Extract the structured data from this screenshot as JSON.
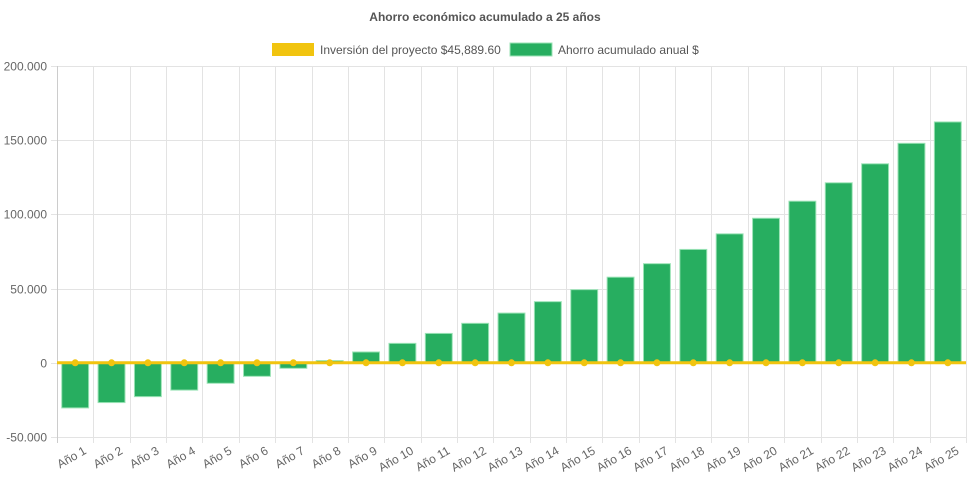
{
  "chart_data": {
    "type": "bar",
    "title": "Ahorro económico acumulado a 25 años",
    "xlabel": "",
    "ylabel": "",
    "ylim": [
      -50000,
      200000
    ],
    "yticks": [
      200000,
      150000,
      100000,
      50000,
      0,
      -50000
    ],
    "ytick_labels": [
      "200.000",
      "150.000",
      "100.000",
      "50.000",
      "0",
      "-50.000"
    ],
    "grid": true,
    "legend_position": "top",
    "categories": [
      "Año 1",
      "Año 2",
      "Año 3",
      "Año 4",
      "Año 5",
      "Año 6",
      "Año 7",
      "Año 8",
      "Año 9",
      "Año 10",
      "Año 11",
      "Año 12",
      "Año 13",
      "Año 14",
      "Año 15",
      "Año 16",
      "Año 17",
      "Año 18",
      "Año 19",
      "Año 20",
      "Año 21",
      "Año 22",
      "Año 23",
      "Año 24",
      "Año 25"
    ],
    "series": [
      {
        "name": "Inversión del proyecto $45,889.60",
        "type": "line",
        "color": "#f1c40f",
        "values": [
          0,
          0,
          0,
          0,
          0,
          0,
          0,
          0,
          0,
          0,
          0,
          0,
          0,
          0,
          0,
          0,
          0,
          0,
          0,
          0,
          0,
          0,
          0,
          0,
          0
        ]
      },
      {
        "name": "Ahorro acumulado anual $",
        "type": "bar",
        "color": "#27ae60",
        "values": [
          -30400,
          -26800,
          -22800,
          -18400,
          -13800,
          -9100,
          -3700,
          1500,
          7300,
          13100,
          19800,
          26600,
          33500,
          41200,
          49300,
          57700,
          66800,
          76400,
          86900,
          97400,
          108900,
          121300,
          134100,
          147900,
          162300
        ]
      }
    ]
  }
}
******************************
What is needed =>
Leave out the pictures and print each record exactly as it stands.

Task solution =>
Extract the structured data from this screenshot as JSON.
{
  "chart_data": {
    "type": "bar",
    "title": "Ahorro económico acumulado a 25 años",
    "xlabel": "",
    "ylabel": "",
    "ylim": [
      -50000,
      200000
    ],
    "yticks": [
      200000,
      150000,
      100000,
      50000,
      0,
      -50000
    ],
    "ytick_labels": [
      "200.000",
      "150.000",
      "100.000",
      "50.000",
      "0",
      "-50.000"
    ],
    "grid": true,
    "legend_position": "top",
    "categories": [
      "Año 1",
      "Año 2",
      "Año 3",
      "Año 4",
      "Año 5",
      "Año 6",
      "Año 7",
      "Año 8",
      "Año 9",
      "Año 10",
      "Año 11",
      "Año 12",
      "Año 13",
      "Año 14",
      "Año 15",
      "Año 16",
      "Año 17",
      "Año 18",
      "Año 19",
      "Año 20",
      "Año 21",
      "Año 22",
      "Año 23",
      "Año 24",
      "Año 25"
    ],
    "series": [
      {
        "name": "Inversión del proyecto $45,889.60",
        "type": "line",
        "color": "#f1c40f",
        "values": [
          0,
          0,
          0,
          0,
          0,
          0,
          0,
          0,
          0,
          0,
          0,
          0,
          0,
          0,
          0,
          0,
          0,
          0,
          0,
          0,
          0,
          0,
          0,
          0,
          0
        ]
      },
      {
        "name": "Ahorro acumulado anual $",
        "type": "bar",
        "color": "#27ae60",
        "values": [
          -30400,
          -26800,
          -22800,
          -18400,
          -13800,
          -9100,
          -3700,
          1500,
          7300,
          13100,
          19800,
          26600,
          33500,
          41200,
          49300,
          57700,
          66800,
          76400,
          86900,
          97400,
          108900,
          121300,
          134100,
          147900,
          162300
        ]
      }
    ]
  }
}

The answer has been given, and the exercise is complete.